*Brief*
Search the listing below for the word "icon" and copy each line that holds it.

*Data provided*
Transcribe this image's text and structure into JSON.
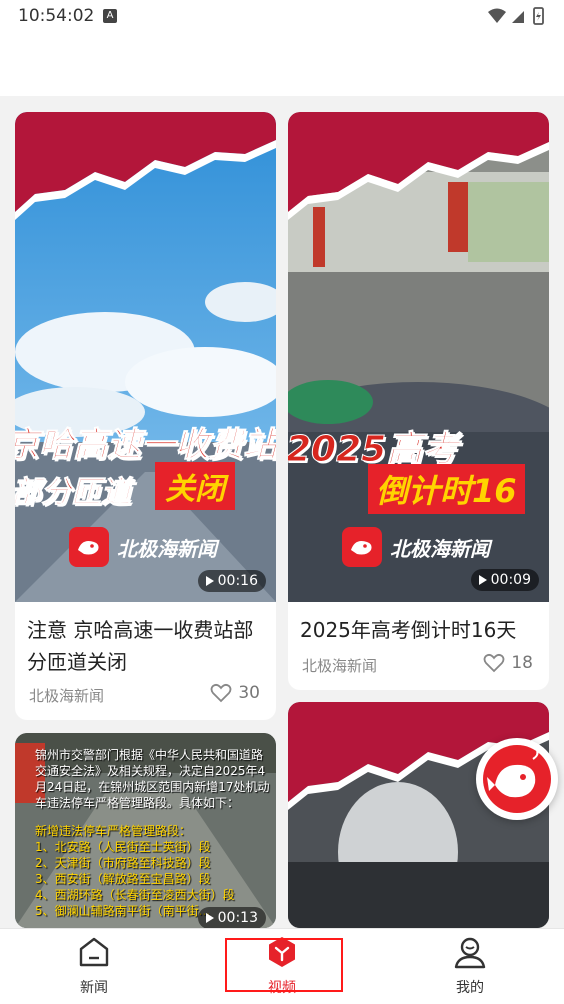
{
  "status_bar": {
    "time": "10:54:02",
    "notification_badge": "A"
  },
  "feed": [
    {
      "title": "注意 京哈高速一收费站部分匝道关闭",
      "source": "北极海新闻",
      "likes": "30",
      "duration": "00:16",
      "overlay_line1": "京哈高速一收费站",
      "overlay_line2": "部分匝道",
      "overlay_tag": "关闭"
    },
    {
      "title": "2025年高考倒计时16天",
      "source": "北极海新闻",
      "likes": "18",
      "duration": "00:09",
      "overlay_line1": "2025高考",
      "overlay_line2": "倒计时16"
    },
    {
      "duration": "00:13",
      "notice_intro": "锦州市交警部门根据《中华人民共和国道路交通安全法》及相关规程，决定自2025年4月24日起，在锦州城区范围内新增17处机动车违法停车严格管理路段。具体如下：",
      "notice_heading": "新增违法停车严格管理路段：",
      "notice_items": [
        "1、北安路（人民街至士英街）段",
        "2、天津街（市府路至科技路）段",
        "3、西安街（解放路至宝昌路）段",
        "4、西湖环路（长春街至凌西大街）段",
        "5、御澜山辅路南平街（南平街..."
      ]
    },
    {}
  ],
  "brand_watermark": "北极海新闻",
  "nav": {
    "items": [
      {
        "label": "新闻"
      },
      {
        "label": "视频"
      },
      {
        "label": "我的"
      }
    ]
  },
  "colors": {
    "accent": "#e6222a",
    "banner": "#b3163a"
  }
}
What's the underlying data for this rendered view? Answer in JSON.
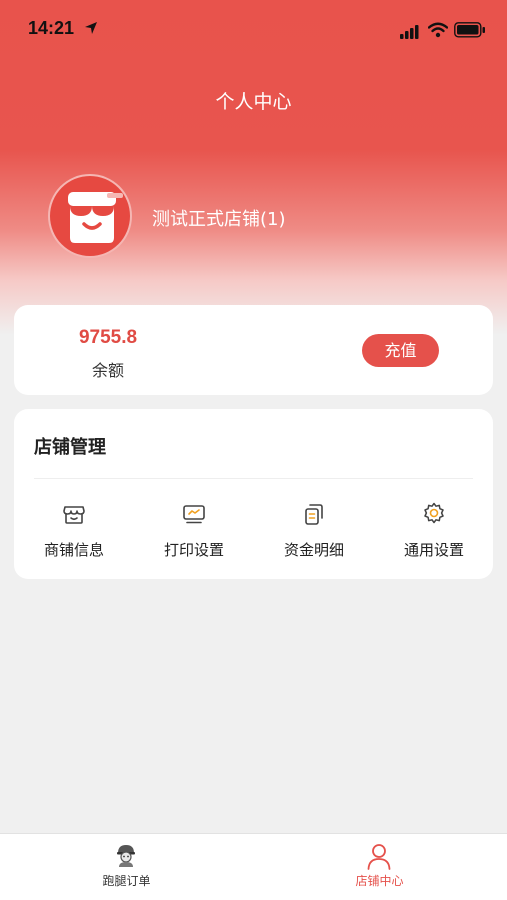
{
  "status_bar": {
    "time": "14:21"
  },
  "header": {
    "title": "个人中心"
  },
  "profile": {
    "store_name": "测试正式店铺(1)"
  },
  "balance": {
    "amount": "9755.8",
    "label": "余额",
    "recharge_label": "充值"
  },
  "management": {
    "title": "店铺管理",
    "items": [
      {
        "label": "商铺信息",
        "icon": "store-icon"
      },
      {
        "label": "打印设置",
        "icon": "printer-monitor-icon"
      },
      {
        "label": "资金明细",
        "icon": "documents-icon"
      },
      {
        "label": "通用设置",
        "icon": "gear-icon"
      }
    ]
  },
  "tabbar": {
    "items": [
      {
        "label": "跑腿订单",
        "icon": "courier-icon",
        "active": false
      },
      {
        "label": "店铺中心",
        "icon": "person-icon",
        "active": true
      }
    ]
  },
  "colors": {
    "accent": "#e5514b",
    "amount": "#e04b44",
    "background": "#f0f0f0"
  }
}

*Result for this exercise*
        "icon": "store-icon"
        "icon": "printer-monitor-icon"
        "icon": "documents-icon"
        "icon": "gear-icon"
        "icon": "courier-icon",
        "icon": "person-icon",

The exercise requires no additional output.